_Document section_

# The allure of buying "bigger" and "better"



## kork (Jun 9, 2012)

Quick little back story. We purchased our home for $300k 5 years ago. We've put about $100k into reno's and it's gone up another $100k or so. So it's worth about $500k . The average price where I am for a detached home is about $350k and we're within an hour of Toronto. It's about 2000 sq feet (including the basement) , 3 bedroom across the street from a beautiful park and 100 meters from the water (we're not waterfront though)... Master bedroom isn't huge but it fits the king sized bed comfortably.

We're pretty happy with it, though it might be a wee bit small. We might also have a lot of useless stuff.

More importantly, we've always been careful that in the case of a personal downturn, we could sell our home and "downsize" if necessary. Rather than living in a home that might be on the market for a year, I'd rather be in the more "quick turnover" area.

Things are pretty decent. Between my wife and I we earn an higher than average income but our lifestyle doesn't reflect it and we're fine with that. However, on an investment level, we could afford to purchase a much larger, much more expensive home. RRSP's are maxed out, TFSA's are maxed out, RESP's are tuned efficiently to capitalize on gov't grants. Unregistered investments are being contributed to at a pace of about $25k a year.

And... the home we currently have has a mortgage of $768/month (that we double up on). Pretty easy mortgage and affordable and we can always stop the double payment if we fall ill or need to.

So to the smart members of this forum who have watched their friends/colleagues buy the big homes and then downsize because they're "house poor", have watched families become segregated in their houses of many rooms and many tv's, have watched net worth gains grow astronomically to be sold capital gains free, what do you think is the best way to go?

1. Keep the house, try to rent it and buy a larger home and then in 20 years, sell the newer, bigger home for significant tax free (primary residence) capital gains with the current home being taxed?

2. Sell the current house, buy bigger and in 20 years, sell with tax-free capital gains?

3. Stay the course. Pay off the house, keep saving? Enjoy the freedom of a smaller home.

Thoughts?


----------



## lonewolf (Jun 12, 2012)

_Data excerpt_
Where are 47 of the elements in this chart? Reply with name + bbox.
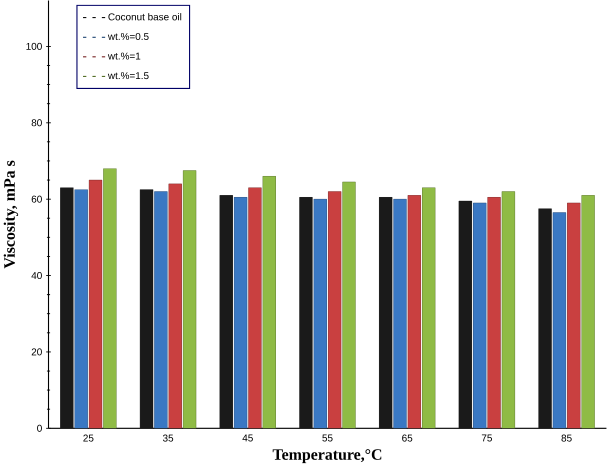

_Required task 1_
In the home-buying forum post, turn the paragraph beginning "Things are pretty decent." into a short bulleted list that keeps its main facts.
_Required task 2_
Using the home-buying forum post, decide whether each statement is true: (a) the house measures about 2000 square feet counting the basement; (b) the house sits on the waterfront; (c) the couple paid $350k for the house. Answer yes or no for each, and quote the words from the post that settle it.

_Response 1_
- The couple earns a higher than average income, but their lifestyle doesn't reflect it, and they're fine with that.
- On an investment level, they could afford a much larger, much more expensive home.
- Their RRSPs and TFSAs are maxed out.
- Their RESPs are tuned to capitalize on government grants.
- They put about $25k a year into unregistered investments.

_Response 2_
(a) Yes: "It's about 2000 sq feet (including the basement)"
(b) No: "we're not waterfront though"
(c) No: "We purchased our home for $300k 5 years ago."